▸ **What is expected**
Search the records below for the word "Nein". Pull out each line that has it.

▸ **Task inputs**
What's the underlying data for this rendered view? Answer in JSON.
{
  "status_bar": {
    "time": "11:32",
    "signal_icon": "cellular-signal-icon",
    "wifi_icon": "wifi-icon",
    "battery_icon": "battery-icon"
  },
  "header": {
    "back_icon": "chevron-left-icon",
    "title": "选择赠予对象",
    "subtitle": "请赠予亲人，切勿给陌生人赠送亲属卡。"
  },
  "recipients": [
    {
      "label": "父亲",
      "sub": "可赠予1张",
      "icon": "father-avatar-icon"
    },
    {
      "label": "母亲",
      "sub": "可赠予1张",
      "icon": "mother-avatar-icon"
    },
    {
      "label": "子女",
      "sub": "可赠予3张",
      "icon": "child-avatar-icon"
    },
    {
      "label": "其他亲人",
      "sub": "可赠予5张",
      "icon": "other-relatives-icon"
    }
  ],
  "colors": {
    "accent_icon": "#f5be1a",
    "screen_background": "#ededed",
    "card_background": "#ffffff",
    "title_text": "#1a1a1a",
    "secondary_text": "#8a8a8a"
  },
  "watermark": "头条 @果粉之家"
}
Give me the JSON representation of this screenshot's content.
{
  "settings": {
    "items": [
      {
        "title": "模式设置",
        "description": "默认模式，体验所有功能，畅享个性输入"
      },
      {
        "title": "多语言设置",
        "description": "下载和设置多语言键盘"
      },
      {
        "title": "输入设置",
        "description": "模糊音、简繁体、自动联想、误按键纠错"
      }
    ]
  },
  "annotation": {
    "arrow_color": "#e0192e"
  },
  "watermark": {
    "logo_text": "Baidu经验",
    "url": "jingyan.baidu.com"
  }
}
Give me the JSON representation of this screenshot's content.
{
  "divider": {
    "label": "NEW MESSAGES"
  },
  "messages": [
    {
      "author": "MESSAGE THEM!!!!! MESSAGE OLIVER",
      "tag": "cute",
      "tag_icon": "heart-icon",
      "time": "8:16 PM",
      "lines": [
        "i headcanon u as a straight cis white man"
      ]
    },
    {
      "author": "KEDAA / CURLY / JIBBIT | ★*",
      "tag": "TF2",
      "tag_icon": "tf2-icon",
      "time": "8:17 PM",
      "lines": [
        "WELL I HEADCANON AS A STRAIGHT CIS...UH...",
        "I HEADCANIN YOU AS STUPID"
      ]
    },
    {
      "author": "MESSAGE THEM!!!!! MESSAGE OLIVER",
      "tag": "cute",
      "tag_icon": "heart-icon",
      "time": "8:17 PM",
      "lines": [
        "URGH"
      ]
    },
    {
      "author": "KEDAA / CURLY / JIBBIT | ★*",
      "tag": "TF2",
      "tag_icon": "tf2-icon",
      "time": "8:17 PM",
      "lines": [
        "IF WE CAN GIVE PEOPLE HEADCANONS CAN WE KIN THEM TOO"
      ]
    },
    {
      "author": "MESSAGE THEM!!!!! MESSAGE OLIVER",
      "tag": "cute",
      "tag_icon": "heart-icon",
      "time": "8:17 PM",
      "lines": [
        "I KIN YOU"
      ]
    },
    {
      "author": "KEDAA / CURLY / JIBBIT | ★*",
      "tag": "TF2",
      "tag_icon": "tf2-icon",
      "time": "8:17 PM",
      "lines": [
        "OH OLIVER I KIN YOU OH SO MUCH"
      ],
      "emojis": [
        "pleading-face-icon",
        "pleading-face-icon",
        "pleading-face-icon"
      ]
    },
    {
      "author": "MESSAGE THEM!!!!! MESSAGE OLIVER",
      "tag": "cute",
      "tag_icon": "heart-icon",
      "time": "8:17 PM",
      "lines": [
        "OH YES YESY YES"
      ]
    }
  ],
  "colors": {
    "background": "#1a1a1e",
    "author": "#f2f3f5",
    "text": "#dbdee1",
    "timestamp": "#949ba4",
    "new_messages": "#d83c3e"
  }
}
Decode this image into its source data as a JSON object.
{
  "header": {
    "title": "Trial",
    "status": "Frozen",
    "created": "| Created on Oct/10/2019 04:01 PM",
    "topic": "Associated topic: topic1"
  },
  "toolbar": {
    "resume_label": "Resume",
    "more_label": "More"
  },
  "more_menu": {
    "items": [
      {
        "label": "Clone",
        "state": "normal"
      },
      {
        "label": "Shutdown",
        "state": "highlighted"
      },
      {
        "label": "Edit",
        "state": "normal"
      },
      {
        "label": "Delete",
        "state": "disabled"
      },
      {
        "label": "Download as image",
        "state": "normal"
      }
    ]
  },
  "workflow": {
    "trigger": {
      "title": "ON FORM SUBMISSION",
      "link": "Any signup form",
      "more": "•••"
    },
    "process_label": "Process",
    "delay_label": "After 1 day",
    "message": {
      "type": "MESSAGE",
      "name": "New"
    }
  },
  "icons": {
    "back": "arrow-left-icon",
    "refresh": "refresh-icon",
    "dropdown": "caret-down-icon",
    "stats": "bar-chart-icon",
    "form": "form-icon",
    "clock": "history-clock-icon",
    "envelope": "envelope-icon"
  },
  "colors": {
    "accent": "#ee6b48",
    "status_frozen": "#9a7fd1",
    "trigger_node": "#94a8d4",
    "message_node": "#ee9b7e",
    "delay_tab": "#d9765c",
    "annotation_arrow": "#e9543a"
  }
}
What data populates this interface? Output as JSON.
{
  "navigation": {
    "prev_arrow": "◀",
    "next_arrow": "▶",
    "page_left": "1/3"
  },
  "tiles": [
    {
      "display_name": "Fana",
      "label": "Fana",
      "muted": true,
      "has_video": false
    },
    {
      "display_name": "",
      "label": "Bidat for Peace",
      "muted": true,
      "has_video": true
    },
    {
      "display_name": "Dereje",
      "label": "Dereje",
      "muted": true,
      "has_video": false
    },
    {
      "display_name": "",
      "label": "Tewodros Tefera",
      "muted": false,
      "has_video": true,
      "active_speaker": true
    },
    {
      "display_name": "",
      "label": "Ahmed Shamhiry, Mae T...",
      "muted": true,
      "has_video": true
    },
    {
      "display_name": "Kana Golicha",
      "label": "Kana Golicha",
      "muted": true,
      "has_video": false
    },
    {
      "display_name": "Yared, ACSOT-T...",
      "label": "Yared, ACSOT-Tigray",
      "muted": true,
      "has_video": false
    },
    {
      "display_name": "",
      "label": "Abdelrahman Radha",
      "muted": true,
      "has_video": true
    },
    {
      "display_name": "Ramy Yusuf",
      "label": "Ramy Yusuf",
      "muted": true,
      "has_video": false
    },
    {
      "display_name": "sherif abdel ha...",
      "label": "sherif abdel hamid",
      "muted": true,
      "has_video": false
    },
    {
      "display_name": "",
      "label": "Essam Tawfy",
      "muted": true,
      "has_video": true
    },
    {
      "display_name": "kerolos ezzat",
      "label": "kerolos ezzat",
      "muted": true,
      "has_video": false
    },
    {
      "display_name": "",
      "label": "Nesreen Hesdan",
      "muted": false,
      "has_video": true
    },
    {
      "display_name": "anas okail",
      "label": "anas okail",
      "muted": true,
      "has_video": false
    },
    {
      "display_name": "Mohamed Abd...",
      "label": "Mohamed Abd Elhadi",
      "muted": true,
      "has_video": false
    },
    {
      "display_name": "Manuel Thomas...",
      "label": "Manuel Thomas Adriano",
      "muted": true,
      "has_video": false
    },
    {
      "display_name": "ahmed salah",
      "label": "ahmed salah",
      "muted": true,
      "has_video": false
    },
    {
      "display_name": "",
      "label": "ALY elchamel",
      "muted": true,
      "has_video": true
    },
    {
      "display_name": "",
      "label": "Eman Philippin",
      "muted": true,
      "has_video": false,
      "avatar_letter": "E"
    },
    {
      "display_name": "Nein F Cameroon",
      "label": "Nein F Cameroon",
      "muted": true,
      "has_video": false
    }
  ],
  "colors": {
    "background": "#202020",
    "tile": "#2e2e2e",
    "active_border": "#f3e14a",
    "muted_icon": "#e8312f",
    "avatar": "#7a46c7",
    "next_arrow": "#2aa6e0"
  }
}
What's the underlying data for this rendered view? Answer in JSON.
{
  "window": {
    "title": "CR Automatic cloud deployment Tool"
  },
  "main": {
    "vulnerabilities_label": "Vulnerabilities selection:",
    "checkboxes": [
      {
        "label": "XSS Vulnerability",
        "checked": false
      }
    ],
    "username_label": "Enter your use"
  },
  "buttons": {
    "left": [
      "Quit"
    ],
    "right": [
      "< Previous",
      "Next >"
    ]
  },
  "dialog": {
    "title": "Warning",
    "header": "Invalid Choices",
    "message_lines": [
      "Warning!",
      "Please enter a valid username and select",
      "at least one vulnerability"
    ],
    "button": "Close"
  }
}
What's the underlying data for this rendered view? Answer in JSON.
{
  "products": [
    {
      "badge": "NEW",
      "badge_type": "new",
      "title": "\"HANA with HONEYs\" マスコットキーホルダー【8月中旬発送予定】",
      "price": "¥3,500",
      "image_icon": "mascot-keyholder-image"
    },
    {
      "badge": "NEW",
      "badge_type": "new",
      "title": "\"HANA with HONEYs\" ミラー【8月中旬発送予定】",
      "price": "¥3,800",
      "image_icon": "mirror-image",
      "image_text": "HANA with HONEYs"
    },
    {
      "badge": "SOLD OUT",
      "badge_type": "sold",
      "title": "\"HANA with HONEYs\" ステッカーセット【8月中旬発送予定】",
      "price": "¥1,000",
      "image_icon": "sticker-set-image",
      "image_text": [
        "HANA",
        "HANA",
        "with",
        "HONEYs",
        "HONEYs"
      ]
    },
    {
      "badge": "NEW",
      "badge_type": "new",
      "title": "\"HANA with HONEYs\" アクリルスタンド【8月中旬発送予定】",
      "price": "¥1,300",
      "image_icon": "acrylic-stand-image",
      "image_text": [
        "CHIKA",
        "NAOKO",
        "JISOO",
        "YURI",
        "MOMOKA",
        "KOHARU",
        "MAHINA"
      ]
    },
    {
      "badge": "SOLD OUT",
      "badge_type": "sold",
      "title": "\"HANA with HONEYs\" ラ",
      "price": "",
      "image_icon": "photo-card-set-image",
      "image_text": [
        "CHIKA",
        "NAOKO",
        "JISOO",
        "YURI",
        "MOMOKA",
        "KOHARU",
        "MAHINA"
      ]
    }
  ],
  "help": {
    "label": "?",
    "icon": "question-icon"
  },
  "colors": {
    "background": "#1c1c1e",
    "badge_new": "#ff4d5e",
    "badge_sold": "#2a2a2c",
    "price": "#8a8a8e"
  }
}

▸ **Problem solution**
      "display_name": "Nein F Cameroon",
      "label": "Nein F Cameroon",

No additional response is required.